==== Given information ====

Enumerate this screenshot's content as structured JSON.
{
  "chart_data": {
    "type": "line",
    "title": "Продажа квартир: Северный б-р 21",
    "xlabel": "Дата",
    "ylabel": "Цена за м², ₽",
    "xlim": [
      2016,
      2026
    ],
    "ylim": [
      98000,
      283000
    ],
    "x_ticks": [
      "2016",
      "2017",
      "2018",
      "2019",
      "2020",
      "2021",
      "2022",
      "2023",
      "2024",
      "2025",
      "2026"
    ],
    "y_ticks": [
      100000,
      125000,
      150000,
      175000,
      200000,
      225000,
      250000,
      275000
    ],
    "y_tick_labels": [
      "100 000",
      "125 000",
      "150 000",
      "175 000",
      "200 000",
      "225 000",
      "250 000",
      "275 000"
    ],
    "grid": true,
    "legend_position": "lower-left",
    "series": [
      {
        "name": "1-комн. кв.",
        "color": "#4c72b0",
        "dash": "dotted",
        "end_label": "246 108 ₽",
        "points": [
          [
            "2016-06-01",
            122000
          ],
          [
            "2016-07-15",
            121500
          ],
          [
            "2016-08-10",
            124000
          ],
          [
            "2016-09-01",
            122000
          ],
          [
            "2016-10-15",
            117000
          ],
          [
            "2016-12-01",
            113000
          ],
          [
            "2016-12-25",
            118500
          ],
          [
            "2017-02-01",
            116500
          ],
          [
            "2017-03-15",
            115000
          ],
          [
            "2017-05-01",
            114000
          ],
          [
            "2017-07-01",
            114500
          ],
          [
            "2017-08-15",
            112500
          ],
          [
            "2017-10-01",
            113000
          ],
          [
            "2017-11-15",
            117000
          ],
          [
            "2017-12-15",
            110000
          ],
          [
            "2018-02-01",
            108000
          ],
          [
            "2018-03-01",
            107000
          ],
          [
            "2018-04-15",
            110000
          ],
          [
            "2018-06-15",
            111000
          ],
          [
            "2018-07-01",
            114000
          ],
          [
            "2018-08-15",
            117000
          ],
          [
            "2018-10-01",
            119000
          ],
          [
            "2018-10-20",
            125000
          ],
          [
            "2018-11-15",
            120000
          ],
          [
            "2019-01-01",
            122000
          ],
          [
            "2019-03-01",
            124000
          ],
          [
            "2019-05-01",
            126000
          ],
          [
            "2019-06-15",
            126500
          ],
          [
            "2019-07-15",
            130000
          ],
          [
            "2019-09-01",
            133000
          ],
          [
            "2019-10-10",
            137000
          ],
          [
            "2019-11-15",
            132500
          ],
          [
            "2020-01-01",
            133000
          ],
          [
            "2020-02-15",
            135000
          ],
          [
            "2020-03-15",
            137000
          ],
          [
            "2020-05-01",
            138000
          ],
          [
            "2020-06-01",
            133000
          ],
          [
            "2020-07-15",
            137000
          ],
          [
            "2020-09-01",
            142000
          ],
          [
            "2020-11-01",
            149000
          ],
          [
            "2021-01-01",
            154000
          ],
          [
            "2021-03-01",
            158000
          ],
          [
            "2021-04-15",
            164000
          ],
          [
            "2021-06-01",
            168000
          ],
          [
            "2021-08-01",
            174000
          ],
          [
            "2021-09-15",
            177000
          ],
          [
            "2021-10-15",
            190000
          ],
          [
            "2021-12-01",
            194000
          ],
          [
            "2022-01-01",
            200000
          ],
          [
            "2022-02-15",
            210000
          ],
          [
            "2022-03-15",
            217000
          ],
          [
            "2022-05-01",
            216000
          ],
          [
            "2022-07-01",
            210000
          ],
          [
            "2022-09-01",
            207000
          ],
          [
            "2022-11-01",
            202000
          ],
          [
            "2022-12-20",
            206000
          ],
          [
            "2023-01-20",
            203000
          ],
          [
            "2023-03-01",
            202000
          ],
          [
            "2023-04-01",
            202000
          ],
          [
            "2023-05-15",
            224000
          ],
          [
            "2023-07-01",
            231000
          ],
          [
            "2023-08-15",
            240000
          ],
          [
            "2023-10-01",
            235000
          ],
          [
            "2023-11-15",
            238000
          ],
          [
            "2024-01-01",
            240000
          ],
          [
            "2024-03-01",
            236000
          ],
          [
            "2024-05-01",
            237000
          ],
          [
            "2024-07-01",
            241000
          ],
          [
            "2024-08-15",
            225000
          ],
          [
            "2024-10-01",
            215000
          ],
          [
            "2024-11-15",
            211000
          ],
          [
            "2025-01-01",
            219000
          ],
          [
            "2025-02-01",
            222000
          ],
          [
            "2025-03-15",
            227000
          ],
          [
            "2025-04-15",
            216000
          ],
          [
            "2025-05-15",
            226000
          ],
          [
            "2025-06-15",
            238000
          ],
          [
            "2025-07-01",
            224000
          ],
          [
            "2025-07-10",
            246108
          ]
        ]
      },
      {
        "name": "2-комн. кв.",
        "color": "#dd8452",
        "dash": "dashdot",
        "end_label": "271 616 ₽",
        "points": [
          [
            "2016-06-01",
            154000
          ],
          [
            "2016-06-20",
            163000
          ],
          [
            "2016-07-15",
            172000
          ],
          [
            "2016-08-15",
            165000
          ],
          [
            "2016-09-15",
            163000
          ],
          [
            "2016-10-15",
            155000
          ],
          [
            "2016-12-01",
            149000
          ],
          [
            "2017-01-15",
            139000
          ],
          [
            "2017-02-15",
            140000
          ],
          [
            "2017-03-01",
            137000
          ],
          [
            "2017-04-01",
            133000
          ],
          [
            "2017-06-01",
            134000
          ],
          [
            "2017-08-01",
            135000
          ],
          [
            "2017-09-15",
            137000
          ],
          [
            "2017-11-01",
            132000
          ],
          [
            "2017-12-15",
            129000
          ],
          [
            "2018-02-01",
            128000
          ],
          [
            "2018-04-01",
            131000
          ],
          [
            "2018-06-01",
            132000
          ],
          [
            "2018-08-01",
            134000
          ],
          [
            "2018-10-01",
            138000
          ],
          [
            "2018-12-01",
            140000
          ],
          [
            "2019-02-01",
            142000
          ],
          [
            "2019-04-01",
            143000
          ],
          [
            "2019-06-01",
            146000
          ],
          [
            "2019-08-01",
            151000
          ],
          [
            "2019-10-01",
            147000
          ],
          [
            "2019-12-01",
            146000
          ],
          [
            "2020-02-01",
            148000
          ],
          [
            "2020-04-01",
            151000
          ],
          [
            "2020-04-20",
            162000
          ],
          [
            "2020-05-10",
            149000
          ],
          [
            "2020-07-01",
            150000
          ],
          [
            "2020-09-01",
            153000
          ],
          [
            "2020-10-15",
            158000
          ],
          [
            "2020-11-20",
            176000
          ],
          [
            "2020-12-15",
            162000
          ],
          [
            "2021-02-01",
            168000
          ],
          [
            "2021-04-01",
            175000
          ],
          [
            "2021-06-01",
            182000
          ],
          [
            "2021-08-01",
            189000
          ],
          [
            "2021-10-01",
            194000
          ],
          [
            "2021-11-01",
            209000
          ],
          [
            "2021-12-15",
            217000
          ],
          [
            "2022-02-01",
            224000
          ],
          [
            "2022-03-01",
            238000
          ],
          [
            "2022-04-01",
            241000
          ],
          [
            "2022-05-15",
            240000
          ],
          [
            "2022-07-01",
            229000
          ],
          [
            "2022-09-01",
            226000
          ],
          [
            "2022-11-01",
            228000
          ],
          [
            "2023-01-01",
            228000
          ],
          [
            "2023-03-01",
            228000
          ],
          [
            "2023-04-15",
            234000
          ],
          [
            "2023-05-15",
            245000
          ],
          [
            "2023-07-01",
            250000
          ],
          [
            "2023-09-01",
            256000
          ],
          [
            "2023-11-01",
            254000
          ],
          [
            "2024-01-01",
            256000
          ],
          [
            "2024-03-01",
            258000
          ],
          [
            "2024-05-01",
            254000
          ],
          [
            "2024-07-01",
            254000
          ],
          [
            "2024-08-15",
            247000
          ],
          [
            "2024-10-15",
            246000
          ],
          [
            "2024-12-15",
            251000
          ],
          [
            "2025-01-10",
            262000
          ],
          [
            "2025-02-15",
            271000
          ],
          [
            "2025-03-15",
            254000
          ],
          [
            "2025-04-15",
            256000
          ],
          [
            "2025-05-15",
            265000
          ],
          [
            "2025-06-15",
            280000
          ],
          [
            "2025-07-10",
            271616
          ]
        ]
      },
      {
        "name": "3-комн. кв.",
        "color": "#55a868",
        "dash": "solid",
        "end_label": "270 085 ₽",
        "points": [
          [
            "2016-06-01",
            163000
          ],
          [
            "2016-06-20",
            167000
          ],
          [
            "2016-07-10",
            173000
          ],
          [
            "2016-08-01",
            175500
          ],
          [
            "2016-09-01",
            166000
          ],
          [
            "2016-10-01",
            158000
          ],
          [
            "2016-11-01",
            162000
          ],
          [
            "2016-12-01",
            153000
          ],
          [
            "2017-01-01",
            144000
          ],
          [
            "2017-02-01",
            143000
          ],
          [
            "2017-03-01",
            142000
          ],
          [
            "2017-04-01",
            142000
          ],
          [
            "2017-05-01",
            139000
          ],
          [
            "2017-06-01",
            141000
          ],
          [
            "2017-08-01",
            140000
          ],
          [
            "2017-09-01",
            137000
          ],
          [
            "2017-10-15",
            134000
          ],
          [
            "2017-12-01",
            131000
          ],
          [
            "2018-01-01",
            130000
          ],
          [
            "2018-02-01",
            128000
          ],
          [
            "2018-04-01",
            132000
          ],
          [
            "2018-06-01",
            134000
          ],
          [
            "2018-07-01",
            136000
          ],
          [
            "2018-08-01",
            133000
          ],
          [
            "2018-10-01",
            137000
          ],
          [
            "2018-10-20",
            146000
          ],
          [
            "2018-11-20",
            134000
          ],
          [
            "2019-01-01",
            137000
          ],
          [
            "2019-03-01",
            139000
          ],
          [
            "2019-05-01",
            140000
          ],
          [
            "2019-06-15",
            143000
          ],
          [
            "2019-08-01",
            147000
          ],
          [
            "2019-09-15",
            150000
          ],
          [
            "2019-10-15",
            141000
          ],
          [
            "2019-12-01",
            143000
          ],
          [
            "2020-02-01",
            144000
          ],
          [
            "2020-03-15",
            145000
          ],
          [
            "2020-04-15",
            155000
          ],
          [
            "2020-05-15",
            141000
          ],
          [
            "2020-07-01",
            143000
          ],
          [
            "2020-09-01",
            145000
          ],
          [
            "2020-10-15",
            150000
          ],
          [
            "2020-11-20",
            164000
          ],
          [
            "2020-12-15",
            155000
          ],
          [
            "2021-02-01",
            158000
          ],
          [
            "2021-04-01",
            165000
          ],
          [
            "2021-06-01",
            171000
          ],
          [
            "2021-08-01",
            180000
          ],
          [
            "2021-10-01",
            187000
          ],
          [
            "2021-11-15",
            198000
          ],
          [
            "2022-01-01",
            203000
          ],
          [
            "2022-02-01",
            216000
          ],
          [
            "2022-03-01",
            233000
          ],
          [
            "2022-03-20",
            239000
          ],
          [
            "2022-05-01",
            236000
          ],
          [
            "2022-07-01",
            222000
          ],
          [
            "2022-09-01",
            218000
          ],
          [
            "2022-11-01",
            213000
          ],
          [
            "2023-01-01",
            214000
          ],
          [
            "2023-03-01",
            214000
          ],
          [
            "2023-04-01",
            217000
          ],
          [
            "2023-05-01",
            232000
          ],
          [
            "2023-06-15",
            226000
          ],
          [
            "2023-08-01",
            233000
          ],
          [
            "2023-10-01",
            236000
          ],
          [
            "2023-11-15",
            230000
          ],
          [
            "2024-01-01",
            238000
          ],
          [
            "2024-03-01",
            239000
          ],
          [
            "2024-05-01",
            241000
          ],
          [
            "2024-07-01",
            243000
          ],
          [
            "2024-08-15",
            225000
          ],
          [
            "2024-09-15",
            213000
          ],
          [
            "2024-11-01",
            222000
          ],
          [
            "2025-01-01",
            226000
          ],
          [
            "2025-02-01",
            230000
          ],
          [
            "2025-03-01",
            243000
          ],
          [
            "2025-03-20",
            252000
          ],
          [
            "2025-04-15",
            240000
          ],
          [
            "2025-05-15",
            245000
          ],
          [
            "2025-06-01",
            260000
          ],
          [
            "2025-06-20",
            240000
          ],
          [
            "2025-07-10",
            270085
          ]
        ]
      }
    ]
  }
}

====

Written problem: Each line holding "комн" must be found and copied.

Written reply:
        "name": "1-комн. кв.",
        "name": "2-комн. кв.",
        "name": "3-комн. кв.",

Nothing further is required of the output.